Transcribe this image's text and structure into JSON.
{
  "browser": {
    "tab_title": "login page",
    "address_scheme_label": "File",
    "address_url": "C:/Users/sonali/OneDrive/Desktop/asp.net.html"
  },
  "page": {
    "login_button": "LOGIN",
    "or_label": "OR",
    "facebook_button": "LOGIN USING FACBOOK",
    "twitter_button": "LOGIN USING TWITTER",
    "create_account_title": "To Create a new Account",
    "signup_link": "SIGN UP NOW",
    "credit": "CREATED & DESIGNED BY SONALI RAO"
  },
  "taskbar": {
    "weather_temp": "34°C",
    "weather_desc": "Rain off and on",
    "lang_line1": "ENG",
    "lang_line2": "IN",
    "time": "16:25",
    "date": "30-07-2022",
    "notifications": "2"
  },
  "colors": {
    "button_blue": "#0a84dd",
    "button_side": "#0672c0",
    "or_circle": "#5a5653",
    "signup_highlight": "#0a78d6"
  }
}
* * * * *
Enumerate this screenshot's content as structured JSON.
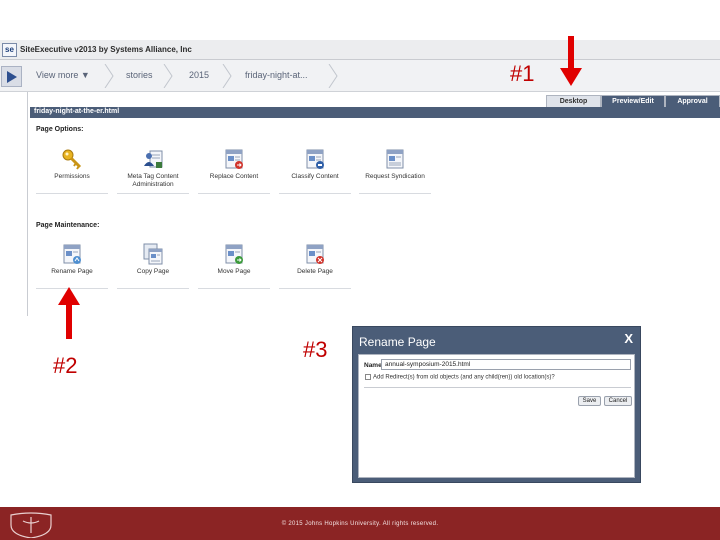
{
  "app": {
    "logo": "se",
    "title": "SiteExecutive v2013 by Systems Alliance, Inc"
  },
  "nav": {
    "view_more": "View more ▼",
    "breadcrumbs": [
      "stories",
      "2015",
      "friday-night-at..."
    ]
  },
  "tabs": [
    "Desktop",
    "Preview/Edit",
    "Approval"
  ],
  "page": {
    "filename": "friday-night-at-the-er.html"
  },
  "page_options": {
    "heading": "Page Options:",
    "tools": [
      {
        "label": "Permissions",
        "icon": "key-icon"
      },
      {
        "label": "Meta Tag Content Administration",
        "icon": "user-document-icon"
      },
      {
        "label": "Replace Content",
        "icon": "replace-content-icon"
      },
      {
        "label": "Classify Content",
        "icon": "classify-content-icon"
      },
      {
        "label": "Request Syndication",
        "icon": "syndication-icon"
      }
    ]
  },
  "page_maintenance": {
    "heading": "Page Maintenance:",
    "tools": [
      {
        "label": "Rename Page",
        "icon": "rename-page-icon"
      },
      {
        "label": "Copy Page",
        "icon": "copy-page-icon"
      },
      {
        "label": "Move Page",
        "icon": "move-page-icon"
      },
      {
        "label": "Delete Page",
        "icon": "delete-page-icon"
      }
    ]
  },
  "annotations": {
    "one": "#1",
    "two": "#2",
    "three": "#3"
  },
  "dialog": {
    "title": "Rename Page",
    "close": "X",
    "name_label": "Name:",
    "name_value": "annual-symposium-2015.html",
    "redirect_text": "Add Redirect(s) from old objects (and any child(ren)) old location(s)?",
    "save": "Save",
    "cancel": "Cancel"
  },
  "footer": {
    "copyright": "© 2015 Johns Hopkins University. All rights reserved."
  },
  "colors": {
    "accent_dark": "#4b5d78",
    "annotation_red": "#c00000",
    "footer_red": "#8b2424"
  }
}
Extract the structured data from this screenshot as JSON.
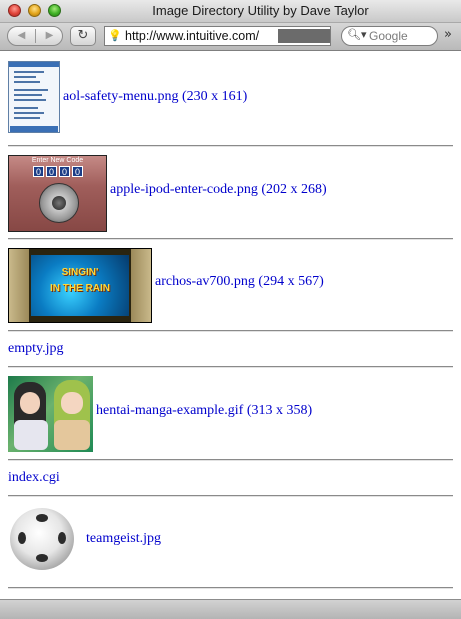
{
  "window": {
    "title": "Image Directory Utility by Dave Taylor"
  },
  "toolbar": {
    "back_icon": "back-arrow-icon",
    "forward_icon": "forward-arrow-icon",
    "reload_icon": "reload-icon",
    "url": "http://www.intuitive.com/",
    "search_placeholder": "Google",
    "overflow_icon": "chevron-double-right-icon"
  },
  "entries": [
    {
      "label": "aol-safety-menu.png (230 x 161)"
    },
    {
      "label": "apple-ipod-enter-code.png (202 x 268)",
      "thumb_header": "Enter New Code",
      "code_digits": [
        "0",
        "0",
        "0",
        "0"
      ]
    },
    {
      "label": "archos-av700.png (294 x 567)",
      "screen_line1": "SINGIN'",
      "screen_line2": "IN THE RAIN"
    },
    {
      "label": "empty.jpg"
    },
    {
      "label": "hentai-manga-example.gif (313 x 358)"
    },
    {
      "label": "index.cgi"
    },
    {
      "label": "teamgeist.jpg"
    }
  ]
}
* * * * *
» Goal
Where a line of the records above holds the word "arrow", copy that line.

» Solution for this problem
    "back_icon": "back-arrow-icon",
    "forward_icon": "forward-arrow-icon",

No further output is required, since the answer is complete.